_Your task_
Each line of the data that includes the string "style" is to be copied out.

(Saved data entries)
.....
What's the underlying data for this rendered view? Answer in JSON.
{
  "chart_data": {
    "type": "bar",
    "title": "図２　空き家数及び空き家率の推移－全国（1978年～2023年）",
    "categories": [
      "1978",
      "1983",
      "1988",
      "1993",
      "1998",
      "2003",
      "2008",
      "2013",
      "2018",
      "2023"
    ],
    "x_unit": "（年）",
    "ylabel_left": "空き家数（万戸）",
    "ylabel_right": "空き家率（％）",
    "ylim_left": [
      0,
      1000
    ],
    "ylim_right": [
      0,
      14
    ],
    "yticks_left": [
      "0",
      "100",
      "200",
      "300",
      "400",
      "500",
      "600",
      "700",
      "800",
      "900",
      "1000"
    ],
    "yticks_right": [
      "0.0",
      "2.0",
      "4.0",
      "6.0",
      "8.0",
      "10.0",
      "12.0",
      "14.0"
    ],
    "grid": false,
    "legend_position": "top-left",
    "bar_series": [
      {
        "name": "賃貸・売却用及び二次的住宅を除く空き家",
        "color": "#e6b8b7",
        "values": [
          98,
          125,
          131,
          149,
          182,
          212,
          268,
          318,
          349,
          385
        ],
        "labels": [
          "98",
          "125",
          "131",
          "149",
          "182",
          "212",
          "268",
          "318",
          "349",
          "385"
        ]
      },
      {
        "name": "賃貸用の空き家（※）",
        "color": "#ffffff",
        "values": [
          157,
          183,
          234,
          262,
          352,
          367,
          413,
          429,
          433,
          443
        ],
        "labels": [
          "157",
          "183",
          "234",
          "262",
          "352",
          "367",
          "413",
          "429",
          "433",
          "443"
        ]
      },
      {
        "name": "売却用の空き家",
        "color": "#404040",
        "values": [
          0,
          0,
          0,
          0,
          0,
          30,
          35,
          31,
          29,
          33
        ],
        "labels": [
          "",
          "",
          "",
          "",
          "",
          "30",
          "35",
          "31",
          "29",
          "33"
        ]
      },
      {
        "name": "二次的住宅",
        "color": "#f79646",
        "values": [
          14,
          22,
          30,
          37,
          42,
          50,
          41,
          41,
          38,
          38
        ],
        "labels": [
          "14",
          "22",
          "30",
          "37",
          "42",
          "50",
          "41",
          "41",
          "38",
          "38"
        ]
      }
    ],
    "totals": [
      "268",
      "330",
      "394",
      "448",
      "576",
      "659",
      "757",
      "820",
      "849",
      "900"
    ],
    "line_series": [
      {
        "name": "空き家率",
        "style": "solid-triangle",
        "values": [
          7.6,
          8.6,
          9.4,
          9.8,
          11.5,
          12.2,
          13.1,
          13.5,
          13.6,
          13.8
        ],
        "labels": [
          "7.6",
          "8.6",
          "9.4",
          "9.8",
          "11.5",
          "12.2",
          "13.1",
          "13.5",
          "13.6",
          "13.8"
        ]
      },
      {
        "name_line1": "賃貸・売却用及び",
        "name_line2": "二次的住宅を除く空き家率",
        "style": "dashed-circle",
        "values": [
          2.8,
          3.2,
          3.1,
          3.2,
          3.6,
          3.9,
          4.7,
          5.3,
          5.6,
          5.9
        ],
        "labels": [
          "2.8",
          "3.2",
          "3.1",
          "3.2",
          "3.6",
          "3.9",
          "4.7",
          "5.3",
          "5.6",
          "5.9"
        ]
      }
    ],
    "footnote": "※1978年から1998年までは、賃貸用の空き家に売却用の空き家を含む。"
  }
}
.....
_Answer_
        "style": "solid-triangle",
        "style": "dashed-circle",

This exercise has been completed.